__Stated task 1__: Format the rows below as a JSON list of strings, one string per line, starting from the first line of the rows up to and including the line that contains "837, 204, 853]", with blank lines left out.

__Excerpted passage__:
+===+

June 19, 2013 at 10:21 am
Hi,
Need your help in accomplishing this one. We run on SQL Server 2008. I've a string that can be upto 200 characters max and after every 32 characters a pile (|) got to be inserted. if that 32 characters come in midword, then that pipe has to be placed in the beginning of that word, not in the middle of the word.
Example:
Original String: ABCDEFGH IJKLMNOPQRS TUVWXYZ ABCDEFGHIJKLMN OPQRSTUVWXYZA BCDEFGHIJKLMNOP
Want this way: ABCDEFGH IJKLMNOPQRS TUVWXYZ |ABCDEFGHIJKLMN OPQRSTUVWXYZA |BCDEFGHIJKLMNOP
since these strings are in a table.column and this need to operate on the entire data set (about 200k records), performance is also important.
thanks in advance..
June 19, 2013 at 3:12 pm
So are you talking about updating the table once-off, or whenever a client app retrieves the data? Plus what if the previous "word" is less than 32 characters long and a pipe has been inserted, what do you do?
June 19, 2013 at 3:41 pm
Thanks for your response. Its kind of when the client retrieves the data.
again, the 32 character count should start from where the pipe was placed.
June 20, 2013 at 3:45 am
I'd strongly suggest you do this on the client side. SQL isn't geared towards manipulating strings.

+===+

__Provided data__:
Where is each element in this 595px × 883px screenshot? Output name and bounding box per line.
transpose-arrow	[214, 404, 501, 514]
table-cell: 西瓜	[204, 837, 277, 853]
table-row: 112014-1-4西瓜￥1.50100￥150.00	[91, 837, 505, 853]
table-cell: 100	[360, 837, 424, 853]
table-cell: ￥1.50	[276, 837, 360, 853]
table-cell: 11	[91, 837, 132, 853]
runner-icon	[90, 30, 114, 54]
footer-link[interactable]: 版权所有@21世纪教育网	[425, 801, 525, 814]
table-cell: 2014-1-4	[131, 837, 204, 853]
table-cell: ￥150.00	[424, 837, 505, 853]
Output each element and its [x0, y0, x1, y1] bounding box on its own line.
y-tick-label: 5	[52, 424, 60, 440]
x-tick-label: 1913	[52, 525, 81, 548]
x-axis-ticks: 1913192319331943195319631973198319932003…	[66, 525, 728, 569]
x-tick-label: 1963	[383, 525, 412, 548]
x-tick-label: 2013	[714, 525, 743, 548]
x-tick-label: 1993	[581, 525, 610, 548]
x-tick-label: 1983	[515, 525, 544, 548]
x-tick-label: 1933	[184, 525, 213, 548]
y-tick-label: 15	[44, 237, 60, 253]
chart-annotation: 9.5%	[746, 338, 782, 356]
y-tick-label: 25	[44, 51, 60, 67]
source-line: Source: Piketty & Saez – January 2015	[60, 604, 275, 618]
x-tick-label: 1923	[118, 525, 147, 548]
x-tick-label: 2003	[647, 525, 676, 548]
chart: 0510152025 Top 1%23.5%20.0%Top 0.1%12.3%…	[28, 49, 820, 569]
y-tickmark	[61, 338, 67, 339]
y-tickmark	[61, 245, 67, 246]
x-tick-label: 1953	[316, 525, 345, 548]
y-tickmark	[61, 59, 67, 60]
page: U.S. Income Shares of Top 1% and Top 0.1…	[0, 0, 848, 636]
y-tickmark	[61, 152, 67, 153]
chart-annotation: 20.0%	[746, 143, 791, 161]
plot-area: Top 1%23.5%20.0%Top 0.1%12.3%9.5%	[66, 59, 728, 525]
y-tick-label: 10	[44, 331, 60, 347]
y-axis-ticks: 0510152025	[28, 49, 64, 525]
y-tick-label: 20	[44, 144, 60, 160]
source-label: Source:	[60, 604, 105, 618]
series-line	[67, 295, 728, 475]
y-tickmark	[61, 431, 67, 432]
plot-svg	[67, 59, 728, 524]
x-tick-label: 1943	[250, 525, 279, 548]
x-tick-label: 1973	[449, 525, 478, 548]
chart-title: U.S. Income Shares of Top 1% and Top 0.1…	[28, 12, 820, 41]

+===+

__Stated task 2__: From the forum thread above about inserting pipes into strings in SQL Server, quote the text from "June 19, 2013 at 3:12" up to and including "what do you do?".

__Full output 1__:
[
  "Where is each element in this 595px × 883px screenshot? Output name and bounding box per line.",
  "transpose-arrow\t[214, 404, 501, 514]",
  "table-cell: 西瓜\t[204, 837, 277, 853]",
  "table-row: 112014-1-4西瓜￥1.50100￥150.00\t[91, 837, 505, 853]",
  "table-cell: 100\t[360, 837, 424, 853]",
  "table-cell: ￥1.50\t[276, 837, 360, 853]",
  "table-cell: 11\t[91, 837, 132, 853]",
  "runner-icon\t[90, 30, 114, 54]",
  "footer-link[interactable]: 版权所有@21世纪教育网\t[425, 801, 525, 814]",
  "table-cell: 2014-1-4\t[131, 837, 204, 853]"
]

__Full output 2__:
June 19, 2013 at 3:12 pm
So are you talking about updating the table once-off, or whenever a client app retrieves the data? Plus what if the previous "word" is less than 32 characters long and a pipe has been inserted, what do you do?